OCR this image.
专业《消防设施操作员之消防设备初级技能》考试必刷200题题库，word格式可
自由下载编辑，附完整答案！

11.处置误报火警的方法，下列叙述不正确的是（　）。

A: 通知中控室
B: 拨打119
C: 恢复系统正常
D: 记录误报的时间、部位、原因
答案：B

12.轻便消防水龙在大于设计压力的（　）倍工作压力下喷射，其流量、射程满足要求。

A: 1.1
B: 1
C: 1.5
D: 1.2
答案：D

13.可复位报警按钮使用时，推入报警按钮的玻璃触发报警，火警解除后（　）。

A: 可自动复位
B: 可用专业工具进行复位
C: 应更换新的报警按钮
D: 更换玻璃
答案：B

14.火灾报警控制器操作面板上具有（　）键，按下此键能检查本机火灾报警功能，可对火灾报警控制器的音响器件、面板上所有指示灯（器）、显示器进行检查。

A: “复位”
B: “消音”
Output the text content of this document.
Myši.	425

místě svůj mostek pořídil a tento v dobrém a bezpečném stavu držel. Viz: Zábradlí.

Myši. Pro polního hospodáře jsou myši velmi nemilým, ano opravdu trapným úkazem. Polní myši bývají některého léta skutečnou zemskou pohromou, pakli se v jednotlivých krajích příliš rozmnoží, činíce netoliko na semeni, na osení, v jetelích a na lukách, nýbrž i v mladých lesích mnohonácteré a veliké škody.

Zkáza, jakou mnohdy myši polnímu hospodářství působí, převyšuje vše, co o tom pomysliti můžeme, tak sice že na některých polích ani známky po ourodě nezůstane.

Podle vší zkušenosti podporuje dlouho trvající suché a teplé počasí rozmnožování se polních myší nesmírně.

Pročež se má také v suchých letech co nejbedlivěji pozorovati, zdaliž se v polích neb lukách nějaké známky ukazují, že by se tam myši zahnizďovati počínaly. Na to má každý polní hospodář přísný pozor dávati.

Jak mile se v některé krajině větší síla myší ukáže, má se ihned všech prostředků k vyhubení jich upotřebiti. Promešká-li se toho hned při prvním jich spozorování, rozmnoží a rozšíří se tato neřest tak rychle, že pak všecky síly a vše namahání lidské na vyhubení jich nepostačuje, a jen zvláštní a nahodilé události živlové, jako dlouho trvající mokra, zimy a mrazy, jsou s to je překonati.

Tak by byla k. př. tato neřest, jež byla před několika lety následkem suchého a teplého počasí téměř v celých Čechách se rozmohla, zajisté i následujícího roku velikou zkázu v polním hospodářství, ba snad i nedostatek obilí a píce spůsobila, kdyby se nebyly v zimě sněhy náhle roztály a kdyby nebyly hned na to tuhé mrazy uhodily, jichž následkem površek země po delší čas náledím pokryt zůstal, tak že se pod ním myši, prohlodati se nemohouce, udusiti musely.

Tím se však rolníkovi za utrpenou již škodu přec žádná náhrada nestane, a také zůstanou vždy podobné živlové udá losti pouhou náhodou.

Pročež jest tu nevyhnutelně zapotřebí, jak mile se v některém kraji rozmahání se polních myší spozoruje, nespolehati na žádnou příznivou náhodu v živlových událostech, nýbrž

──────────

TASK INSTRUCTIONS: Output all records verbatim.

TASK RESPONSE:
OCR this image.
专业《消防设施操作员之消防设备初级技能》考试必刷200题题库，word格式可
自由下载编辑，附完整答案！

11.处置误报火警的方法，下列叙述不正确的是（　）。

A: 通知中控室
B: 拨打119
C: 恢复系统正常
D: 记录误报的时间、部位、原因
答案：B

12.轻便消防水龙在大于设计压力的（　）倍工作压力下喷射，其流量、射程满足要求。

A: 1.1
B: 1
C: 1.5
D: 1.2
答案：D

13.可复位报警按钮使用时，推入报警按钮的玻璃触发报警，火警解除后（　）。

A: 可自动复位
B: 可用专业工具进行复位
C: 应更换新的报警按钮
D: 更换玻璃
答案：B

14.火灾报警控制器操作面板上具有（　）键，按下此键能检查本机火灾报警功能，可对火灾报警控制器的音响器件、面板上所有指示灯（器）、显示器进行检查。

A: “复位”
B: “消音”
Output the text content of this document.
Myši.	425

místě svůj mostek pořídil a tento v dobrém a bezpečném stavu držel. Viz: Zábradlí.

Myši. Pro polního hospodáře jsou myši velmi nemilým, ano opravdu trapným úkazem. Polní myši bývají některého léta skutečnou zemskou pohromou, pakli se v jednotlivých krajích příliš rozmnoží, činíce netoliko na semeni, na osení, v jetelích a na lukách, nýbrž i v mladých lesích mnohonácteré a veliké škody.

Zkáza, jakou mnohdy myši polnímu hospodářství působí, převyšuje vše, co o tom pomysliti můžeme, tak sice že na některých polích ani známky po ourodě nezůstane.

Podle vší zkušenosti podporuje dlouho trvající suché a teplé počasí rozmnožování se polních myší nesmírně.

Pročež se má také v suchých letech co nejbedlivěji pozorovati, zdaliž se v polích neb lukách nějaké známky ukazují, že by se tam myši zahnizďovati počínaly. Na to má každý polní hospodář přísný pozor dávati.

Jak mile se v některé krajině větší síla myší ukáže, má se ihned všech prostředků k vyhubení jich upotřebiti. Promešká-li se toho hned při prvním jich spozorování, rozmnoží a rozšíří se tato neřest tak rychle, že pak všecky síly a vše namahání lidské na vyhubení jich nepostačuje, a jen zvláštní a nahodilé události živlové, jako dlouho trvající mokra, zimy a mrazy, jsou s to je překonati.

Tak by byla k. př. tato neřest, jež byla před několika lety následkem suchého a teplého počasí téměř v celých Čechách se rozmohla, zajisté i následujícího roku velikou zkázu v polním hospodářství, ba snad i nedostatek obilí a píce spůsobila, kdyby se nebyly v zimě sněhy náhle roztály a kdyby nebyly hned na to tuhé mrazy uhodily, jichž následkem površek země po delší čas náledím pokryt zůstal, tak že se pod ním myši, prohlodati se nemohouce, udusiti musely.

Tím se však rolníkovi za utrpenou již škodu přec žádná náhrada nestane, a také zůstanou vždy podobné živlové udá losti pouhou náhodou.

Pročež jest tu nevyhnutelně zapotřebí, jak mile se v některém kraji rozmahání se polních myší spozoruje, nespolehati na žádnou příznivou náhodu v živlových událostech, nýbrž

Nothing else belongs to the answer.